**YOUR OBJECTIVE**. Leaving out the pictures, transcribe all of the records faithfully.

— start INPUT FOR THIS TASK —

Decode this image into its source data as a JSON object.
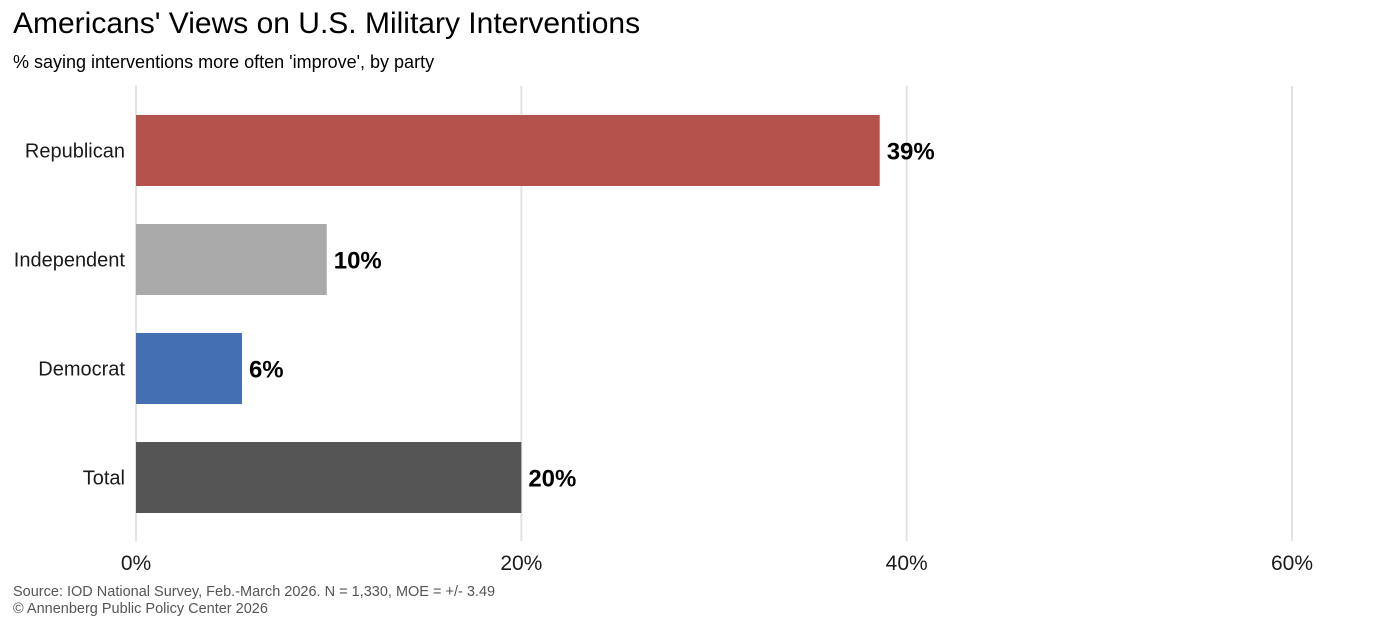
{
  "header": {
    "title": "Americans' Views on U.S. Military Interventions",
    "subtitle": "% saying interventions more often 'improve', by party"
  },
  "caption": {
    "source": "Source: IOD National Survey, Feb.-March 2026. N = 1,330, MOE = +/- 3.49",
    "copyright": "© Annenberg Public Policy Center 2026"
  },
  "chart_data": {
    "type": "bar",
    "orientation": "horizontal",
    "title": "Americans' Views on U.S. Military Interventions",
    "subtitle": "% saying interventions more often 'improve', by party",
    "categories": [
      "Republican",
      "Independent",
      "Democrat",
      "Total"
    ],
    "values": [
      38.6,
      9.9,
      5.5,
      20.0
    ],
    "value_labels": [
      "39%",
      "10%",
      "6%",
      "20%"
    ],
    "colors": [
      "#b3534b",
      "#aaaaaa",
      "#4470b3",
      "#555555"
    ],
    "xlim": [
      0,
      60
    ],
    "xticks": [
      0,
      20,
      40,
      60
    ],
    "xtick_labels": [
      "0%",
      "20%",
      "40%",
      "60%"
    ],
    "xlabel": "",
    "ylabel": "",
    "grid": true,
    "legend": "none"
  }
}
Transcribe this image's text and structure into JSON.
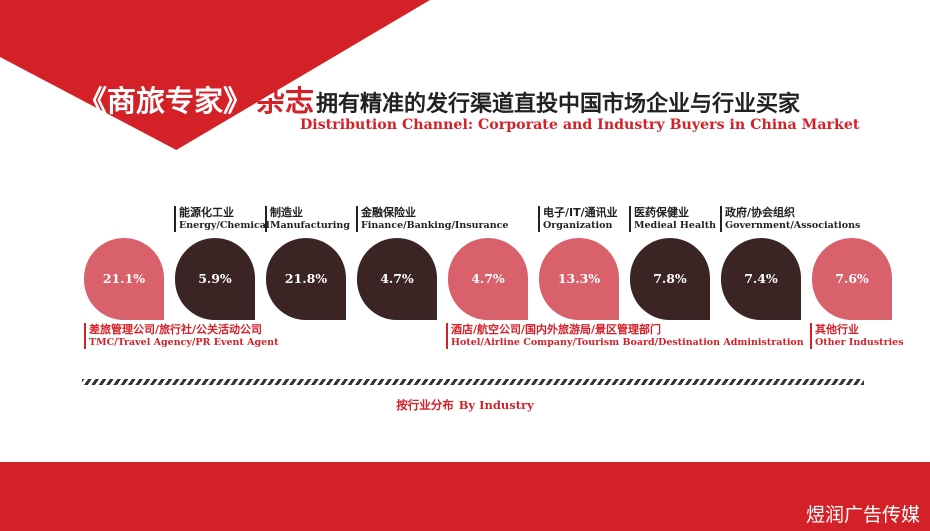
{
  "header": {
    "magazine": "《商旅专家》",
    "magazine_suffix": "杂志",
    "title_cn": "拥有精准的发行渠道直投中国市场企业与行业买家",
    "title_en": "Distribution Channel: Corporate and Industry Buyers in China Market"
  },
  "chart_data": {
    "type": "pie",
    "title": "",
    "caption_cn": "按行业分布",
    "caption_en": "By Industry",
    "categories": [
      "TMC/Travel Agency/PR Event Agent",
      "Energy/Chemical",
      "Manufacturing",
      "Finance/Banking/Insurance",
      "Hotel/Airline Company/Tourism Board/Destination Administration",
      "Organization",
      "Medieal Health",
      "Government/Associations",
      "Other Industries"
    ],
    "value_labels": [
      "21.1%",
      "5.9%",
      "21.8%",
      "4.7%",
      "4.7%",
      "13.3%",
      "7.8%",
      "7.4%",
      "7.6%"
    ],
    "values": [
      21.1,
      5.9,
      21.8,
      4.7,
      4.7,
      13.3,
      7.8,
      7.4,
      7.6
    ],
    "colors": {
      "pink": "#d9616c",
      "dark": "#3a2424",
      "accent": "#d42128"
    },
    "bubble_colors": [
      "pink",
      "dark",
      "dark",
      "dark",
      "pink",
      "pink",
      "dark",
      "dark",
      "pink"
    ],
    "labels_top": [
      {
        "cn": "能源化工业",
        "en": "Energy/Chemical"
      },
      {
        "cn": "制造业",
        "en": "Manufacturing"
      },
      {
        "cn": "金融保险业",
        "en": "Finance/Banking/Insurance"
      },
      {
        "cn": "电子/IT/通讯业",
        "en": "Organization"
      },
      {
        "cn": "医药保健业",
        "en": "Medieal Health"
      },
      {
        "cn": "政府/协会组织",
        "en": "Government/Associations"
      }
    ],
    "labels_bottom": [
      {
        "cn": "差旅管理公司/旅行社/公关活动公司",
        "en": "TMC/Travel Agency/PR Event Agent"
      },
      {
        "cn": "酒店/航空公司/国内外旅游局/景区管理部门",
        "en": "Hotel/Airline Company/Tourism Board/Destination Administration"
      },
      {
        "cn": "其他行业",
        "en": "Other Industries"
      }
    ]
  },
  "watermark": "煜润广告传媒"
}
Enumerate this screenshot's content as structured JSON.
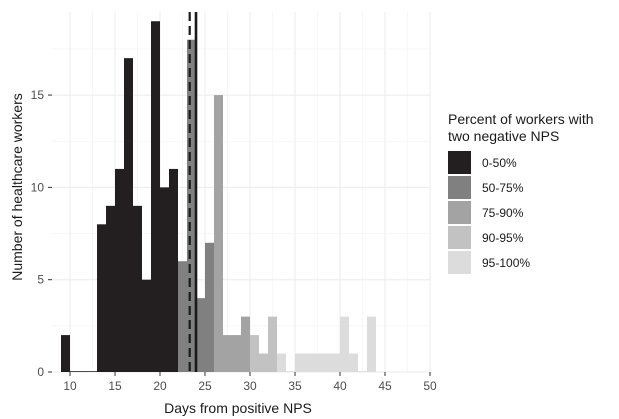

— end INPUT FOR THIS TASK —

**CORRECT RESPONSE**.
Decode this image into its source data as a JSON object.
{
  "header": {
    "title": "Americans' Views on U.S. Military Interventions",
    "subtitle": "% saying interventions more often 'improve', by party"
  },
  "caption": {
    "source": "Source: IOD National Survey, Feb.-March 2026. N = 1,330, MOE = +/- 3.49",
    "copyright": "© Annenberg Public Policy Center 2026"
  },
  "chart_data": {
    "type": "bar",
    "orientation": "horizontal",
    "title": "Americans' Views on U.S. Military Interventions",
    "subtitle": "% saying interventions more often 'improve', by party",
    "categories": [
      "Republican",
      "Independent",
      "Democrat",
      "Total"
    ],
    "values": [
      38.6,
      9.9,
      5.5,
      20.0
    ],
    "value_labels": [
      "39%",
      "10%",
      "6%",
      "20%"
    ],
    "colors": [
      "#b3534b",
      "#aaaaaa",
      "#4470b3",
      "#555555"
    ],
    "xlim": [
      0,
      60
    ],
    "xticks": [
      0,
      20,
      40,
      60
    ],
    "xtick_labels": [
      "0%",
      "20%",
      "40%",
      "60%"
    ],
    "xlabel": "",
    "ylabel": "",
    "grid": true,
    "legend": "none"
  }
}
Transcribe this image's text and structure into JSON.
{
  "header": {
    "magazine": "《商旅专家》",
    "magazine_suffix": "杂志",
    "title_cn": "拥有精准的发行渠道直投中国市场企业与行业买家",
    "title_en": "Distribution Channel: Corporate and Industry Buyers in China Market"
  },
  "chart_data": {
    "type": "pie",
    "title": "",
    "caption_cn": "按行业分布",
    "caption_en": "By Industry",
    "categories": [
      "TMC/Travel Agency/PR Event Agent",
      "Energy/Chemical",
      "Manufacturing",
      "Finance/Banking/Insurance",
      "Hotel/Airline Company/Tourism Board/Destination Administration",
      "Organization",
      "Medieal Health",
      "Government/Associations",
      "Other Industries"
    ],
    "value_labels": [
      "21.1%",
      "5.9%",
      "21.8%",
      "4.7%",
      "4.7%",
      "13.3%",
      "7.8%",
      "7.4%",
      "7.6%"
    ],
    "values": [
      21.1,
      5.9,
      21.8,
      4.7,
      4.7,
      13.3,
      7.8,
      7.4,
      7.6
    ],
    "colors": {
      "pink": "#d9616c",
      "dark": "#3a2424",
      "accent": "#d42128"
    },
    "bubble_colors": [
      "pink",
      "dark",
      "dark",
      "dark",
      "pink",
      "pink",
      "dark",
      "dark",
      "pink"
    ],
    "labels_top": [
      {
        "cn": "能源化工业",
        "en": "Energy/Chemical"
      },
      {
        "cn": "制造业",
        "en": "Manufacturing"
      },
      {
        "cn": "金融保险业",
        "en": "Finance/Banking/Insurance"
      },
      {
        "cn": "电子/IT/通讯业",
        "en": "Organization"
      },
      {
        "cn": "医药保健业",
        "en": "Medieal Health"
      },
      {
        "cn": "政府/协会组织",
        "en": "Government/Associations"
      }
    ],
    "labels_bottom": [
      {
        "cn": "差旅管理公司/旅行社/公关活动公司",
        "en": "TMC/Travel Agency/PR Event Agent"
      },
      {
        "cn": "酒店/航空公司/国内外旅游局/景区管理部门",
        "en": "Hotel/Airline Company/Tourism Board/Destination Administration"
      },
      {
        "cn": "其他行业",
        "en": "Other Industries"
      }
    ]
  },
  "watermark": "煜润广告传媒"
}
Enumerate this screenshot's content as structured JSON.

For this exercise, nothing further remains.